Task objective: Are you able to quote each entry exactly as written?
** begin Dataset rows **
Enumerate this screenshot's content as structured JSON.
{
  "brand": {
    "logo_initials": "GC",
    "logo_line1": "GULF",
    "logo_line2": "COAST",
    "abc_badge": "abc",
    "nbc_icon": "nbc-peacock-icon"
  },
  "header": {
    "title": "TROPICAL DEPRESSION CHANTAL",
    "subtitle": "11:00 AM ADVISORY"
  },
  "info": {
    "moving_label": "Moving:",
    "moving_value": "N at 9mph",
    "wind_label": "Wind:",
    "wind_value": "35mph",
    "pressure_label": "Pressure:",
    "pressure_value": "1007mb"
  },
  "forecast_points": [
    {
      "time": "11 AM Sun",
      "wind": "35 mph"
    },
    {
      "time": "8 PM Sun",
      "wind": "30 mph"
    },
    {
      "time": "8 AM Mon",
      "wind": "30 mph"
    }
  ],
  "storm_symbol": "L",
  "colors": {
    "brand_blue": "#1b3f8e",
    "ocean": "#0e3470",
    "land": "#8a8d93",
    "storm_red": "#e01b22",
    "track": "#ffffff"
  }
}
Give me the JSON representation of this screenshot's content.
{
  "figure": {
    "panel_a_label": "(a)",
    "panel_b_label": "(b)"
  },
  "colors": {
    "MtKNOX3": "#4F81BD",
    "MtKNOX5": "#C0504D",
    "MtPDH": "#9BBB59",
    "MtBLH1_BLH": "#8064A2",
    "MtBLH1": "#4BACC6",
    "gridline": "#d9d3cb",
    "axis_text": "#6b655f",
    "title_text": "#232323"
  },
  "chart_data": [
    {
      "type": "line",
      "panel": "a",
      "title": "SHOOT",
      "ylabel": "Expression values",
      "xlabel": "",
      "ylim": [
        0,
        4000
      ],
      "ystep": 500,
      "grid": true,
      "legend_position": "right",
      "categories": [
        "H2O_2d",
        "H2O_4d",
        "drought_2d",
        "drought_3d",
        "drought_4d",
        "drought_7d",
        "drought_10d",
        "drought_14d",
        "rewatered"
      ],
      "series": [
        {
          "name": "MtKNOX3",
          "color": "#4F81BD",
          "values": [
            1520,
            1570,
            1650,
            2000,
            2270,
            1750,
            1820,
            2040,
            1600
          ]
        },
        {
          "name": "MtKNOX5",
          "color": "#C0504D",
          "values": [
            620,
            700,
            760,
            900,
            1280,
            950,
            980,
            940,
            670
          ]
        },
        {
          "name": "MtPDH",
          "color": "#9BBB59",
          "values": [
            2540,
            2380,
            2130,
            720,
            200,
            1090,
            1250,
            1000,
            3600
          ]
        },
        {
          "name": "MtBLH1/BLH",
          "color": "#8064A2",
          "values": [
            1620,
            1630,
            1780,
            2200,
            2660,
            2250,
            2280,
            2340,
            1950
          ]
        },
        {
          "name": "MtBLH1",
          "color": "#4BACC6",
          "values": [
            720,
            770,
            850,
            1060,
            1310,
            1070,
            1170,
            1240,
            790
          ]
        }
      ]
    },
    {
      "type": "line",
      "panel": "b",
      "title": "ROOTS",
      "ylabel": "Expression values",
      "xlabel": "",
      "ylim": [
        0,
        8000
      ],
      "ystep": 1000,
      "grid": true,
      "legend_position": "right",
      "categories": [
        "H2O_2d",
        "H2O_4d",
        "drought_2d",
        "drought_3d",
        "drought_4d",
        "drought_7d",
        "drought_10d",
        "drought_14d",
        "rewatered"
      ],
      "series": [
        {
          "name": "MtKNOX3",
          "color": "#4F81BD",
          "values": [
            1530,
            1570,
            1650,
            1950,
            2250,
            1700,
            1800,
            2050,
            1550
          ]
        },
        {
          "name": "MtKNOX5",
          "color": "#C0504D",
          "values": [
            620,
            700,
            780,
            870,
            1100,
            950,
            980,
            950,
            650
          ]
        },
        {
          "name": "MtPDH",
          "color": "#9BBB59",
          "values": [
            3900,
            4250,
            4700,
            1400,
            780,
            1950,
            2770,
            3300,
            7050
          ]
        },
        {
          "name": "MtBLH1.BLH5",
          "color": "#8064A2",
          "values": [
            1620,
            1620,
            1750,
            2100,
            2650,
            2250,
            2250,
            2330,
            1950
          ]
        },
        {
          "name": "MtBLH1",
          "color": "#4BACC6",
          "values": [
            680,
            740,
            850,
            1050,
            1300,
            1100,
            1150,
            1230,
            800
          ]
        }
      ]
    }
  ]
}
** end Dataset rows **
Correct response:
Enumerate this screenshot's content as structured JSON.
{
  "brand": {
    "logo_initials": "GC",
    "logo_line1": "GULF",
    "logo_line2": "COAST",
    "abc_badge": "abc",
    "nbc_icon": "nbc-peacock-icon"
  },
  "header": {
    "title": "TROPICAL DEPRESSION CHANTAL",
    "subtitle": "11:00 AM ADVISORY"
  },
  "info": {
    "moving_label": "Moving:",
    "moving_value": "N at 9mph",
    "wind_label": "Wind:",
    "wind_value": "35mph",
    "pressure_label": "Pressure:",
    "pressure_value": "1007mb"
  },
  "forecast_points": [
    {
      "time": "11 AM Sun",
      "wind": "35 mph"
    },
    {
      "time": "8 PM Sun",
      "wind": "30 mph"
    },
    {
      "time": "8 AM Mon",
      "wind": "30 mph"
    }
  ],
  "storm_symbol": "L",
  "colors": {
    "brand_blue": "#1b3f8e",
    "ocean": "#0e3470",
    "land": "#8a8d93",
    "storm_red": "#e01b22",
    "track": "#ffffff"
  }
}
Give me the JSON representation of this screenshot's content.
{
  "figure": {
    "panel_a_label": "(a)",
    "panel_b_label": "(b)"
  },
  "colors": {
    "MtKNOX3": "#4F81BD",
    "MtKNOX5": "#C0504D",
    "MtPDH": "#9BBB59",
    "MtBLH1_BLH": "#8064A2",
    "MtBLH1": "#4BACC6",
    "gridline": "#d9d3cb",
    "axis_text": "#6b655f",
    "title_text": "#232323"
  },
  "chart_data": [
    {
      "type": "line",
      "panel": "a",
      "title": "SHOOT",
      "ylabel": "Expression values",
      "xlabel": "",
      "ylim": [
        0,
        4000
      ],
      "ystep": 500,
      "grid": true,
      "legend_position": "right",
      "categories": [
        "H2O_2d",
        "H2O_4d",
        "drought_2d",
        "drought_3d",
        "drought_4d",
        "drought_7d",
        "drought_10d",
        "drought_14d",
        "rewatered"
      ],
      "series": [
        {
          "name": "MtKNOX3",
          "color": "#4F81BD",
          "values": [
            1520,
            1570,
            1650,
            2000,
            2270,
            1750,
            1820,
            2040,
            1600
          ]
        },
        {
          "name": "MtKNOX5",
          "color": "#C0504D",
          "values": [
            620,
            700,
            760,
            900,
            1280,
            950,
            980,
            940,
            670
          ]
        },
        {
          "name": "MtPDH",
          "color": "#9BBB59",
          "values": [
            2540,
            2380,
            2130,
            720,
            200,
            1090,
            1250,
            1000,
            3600
          ]
        },
        {
          "name": "MtBLH1/BLH",
          "color": "#8064A2",
          "values": [
            1620,
            1630,
            1780,
            2200,
            2660,
            2250,
            2280,
            2340,
            1950
          ]
        },
        {
          "name": "MtBLH1",
          "color": "#4BACC6",
          "values": [
            720,
            770,
            850,
            1060,
            1310,
            1070,
            1170,
            1240,
            790
          ]
        }
      ]
    },
    {
      "type": "line",
      "panel": "b",
      "title": "ROOTS",
      "ylabel": "Expression values",
      "xlabel": "",
      "ylim": [
        0,
        8000
      ],
      "ystep": 1000,
      "grid": true,
      "legend_position": "right",
      "categories": [
        "H2O_2d",
        "H2O_4d",
        "drought_2d",
        "drought_3d",
        "drought_4d",
        "drought_7d",
        "drought_10d",
        "drought_14d",
        "rewatered"
      ],
      "series": [
        {
          "name": "MtKNOX3",
          "color": "#4F81BD",
          "values": [
            1530,
            1570,
            1650,
            1950,
            2250,
            1700,
            1800,
            2050,
            1550
          ]
        },
        {
          "name": "MtKNOX5",
          "color": "#C0504D",
          "values": [
            620,
            700,
            780,
            870,
            1100,
            950,
            980,
            950,
            650
          ]
        },
        {
          "name": "MtPDH",
          "color": "#9BBB59",
          "values": [
            3900,
            4250,
            4700,
            1400,
            780,
            1950,
            2770,
            3300,
            7050
          ]
        },
        {
          "name": "MtBLH1.BLH5",
          "color": "#8064A2",
          "values": [
            1620,
            1620,
            1750,
            2100,
            2650,
            2250,
            2250,
            2330,
            1950
          ]
        },
        {
          "name": "MtBLH1",
          "color": "#4BACC6",
          "values": [
            680,
            740,
            850,
            1050,
            1300,
            1100,
            1150,
            1230,
            800
          ]
        }
      ]
    }
  ]
}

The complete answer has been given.